───── RECORDS FOR THIS TASK ─────

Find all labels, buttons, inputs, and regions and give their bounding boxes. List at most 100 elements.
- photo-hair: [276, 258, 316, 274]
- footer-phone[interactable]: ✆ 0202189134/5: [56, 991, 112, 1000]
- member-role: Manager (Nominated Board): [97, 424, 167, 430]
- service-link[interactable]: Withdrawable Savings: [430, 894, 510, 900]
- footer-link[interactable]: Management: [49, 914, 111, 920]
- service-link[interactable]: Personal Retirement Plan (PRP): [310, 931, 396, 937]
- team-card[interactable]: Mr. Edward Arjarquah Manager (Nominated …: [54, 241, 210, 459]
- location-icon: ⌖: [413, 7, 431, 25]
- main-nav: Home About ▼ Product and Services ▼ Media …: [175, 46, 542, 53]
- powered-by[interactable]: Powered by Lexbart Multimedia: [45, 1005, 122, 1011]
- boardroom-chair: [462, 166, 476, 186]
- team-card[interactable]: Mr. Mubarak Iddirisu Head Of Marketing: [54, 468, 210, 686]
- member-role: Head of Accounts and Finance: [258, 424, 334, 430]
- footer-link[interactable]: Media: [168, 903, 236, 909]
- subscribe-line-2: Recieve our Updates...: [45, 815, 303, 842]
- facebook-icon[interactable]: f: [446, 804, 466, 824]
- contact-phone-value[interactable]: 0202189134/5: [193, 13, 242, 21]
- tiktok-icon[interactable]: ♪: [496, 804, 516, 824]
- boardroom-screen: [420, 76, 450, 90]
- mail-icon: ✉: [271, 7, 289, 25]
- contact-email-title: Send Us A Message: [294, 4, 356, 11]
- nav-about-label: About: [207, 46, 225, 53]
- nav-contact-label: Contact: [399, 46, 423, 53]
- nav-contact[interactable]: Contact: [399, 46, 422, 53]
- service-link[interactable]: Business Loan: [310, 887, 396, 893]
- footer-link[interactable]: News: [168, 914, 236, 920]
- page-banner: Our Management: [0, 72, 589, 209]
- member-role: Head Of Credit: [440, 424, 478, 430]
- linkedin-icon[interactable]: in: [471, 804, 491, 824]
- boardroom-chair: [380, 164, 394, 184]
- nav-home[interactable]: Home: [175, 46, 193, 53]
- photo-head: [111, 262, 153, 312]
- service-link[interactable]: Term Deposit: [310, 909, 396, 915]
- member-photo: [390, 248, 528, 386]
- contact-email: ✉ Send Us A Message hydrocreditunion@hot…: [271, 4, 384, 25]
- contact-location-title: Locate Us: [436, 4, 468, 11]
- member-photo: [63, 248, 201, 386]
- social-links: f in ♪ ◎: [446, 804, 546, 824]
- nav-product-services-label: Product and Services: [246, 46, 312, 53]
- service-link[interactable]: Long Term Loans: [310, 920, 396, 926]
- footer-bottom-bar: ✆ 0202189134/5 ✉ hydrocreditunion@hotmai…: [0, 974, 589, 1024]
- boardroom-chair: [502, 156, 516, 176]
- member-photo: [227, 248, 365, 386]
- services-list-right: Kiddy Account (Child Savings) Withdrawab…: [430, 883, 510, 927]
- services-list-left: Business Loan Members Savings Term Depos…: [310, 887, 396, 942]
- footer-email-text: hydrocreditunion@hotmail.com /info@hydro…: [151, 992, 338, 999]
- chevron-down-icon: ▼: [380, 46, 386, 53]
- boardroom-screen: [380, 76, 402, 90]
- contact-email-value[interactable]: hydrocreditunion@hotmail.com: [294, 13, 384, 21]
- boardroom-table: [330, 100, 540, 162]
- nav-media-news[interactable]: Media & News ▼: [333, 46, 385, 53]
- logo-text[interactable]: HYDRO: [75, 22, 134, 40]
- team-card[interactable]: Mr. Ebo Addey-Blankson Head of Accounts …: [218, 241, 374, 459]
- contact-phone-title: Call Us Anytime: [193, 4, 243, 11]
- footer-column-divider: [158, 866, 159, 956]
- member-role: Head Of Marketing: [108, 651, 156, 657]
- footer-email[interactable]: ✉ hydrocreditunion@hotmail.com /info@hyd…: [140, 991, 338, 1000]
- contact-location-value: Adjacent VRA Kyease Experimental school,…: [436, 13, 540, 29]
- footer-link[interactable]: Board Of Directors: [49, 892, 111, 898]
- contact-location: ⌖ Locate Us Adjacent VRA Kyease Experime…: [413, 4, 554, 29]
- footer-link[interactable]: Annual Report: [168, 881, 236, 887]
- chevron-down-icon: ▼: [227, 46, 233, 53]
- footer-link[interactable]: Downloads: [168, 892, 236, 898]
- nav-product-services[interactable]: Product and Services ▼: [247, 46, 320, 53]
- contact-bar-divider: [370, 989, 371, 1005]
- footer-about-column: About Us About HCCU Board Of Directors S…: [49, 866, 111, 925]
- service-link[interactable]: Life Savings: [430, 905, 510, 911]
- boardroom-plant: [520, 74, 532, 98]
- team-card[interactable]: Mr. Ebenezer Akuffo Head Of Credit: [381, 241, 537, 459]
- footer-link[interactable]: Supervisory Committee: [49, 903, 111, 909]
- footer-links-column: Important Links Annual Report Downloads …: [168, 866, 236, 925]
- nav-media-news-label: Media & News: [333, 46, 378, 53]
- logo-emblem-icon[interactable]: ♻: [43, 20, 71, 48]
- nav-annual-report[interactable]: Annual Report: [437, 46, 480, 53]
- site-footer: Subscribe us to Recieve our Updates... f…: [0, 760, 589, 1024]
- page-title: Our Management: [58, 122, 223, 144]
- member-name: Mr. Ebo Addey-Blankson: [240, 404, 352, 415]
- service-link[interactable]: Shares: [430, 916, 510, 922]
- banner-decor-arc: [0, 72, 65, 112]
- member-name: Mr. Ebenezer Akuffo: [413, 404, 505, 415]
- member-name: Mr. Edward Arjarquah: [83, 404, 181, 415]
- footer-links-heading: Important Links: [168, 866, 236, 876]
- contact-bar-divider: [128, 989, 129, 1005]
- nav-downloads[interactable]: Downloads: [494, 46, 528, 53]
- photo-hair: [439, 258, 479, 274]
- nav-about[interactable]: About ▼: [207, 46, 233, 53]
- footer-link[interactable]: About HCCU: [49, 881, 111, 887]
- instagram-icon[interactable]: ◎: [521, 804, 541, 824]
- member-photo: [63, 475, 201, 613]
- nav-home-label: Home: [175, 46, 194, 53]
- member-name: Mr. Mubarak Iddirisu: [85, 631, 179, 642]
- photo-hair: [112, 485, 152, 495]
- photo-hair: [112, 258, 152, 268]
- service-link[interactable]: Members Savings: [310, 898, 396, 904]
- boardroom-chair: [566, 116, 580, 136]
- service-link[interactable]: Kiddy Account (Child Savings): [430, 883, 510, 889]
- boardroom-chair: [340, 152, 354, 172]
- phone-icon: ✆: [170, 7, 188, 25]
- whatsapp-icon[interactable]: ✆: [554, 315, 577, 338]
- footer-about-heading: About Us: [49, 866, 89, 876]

─────

WHAT TO PRODUCE:
Locate every line of the listing that contains the string "Members" and copy each one. Match case exactly.

SOLUTION TO THIS PROBLEM:
- services-list-left: Business Loan Members Savings Term Depos…: [310, 887, 396, 942]
- service-link[interactable]: Members Savings: [310, 898, 396, 904]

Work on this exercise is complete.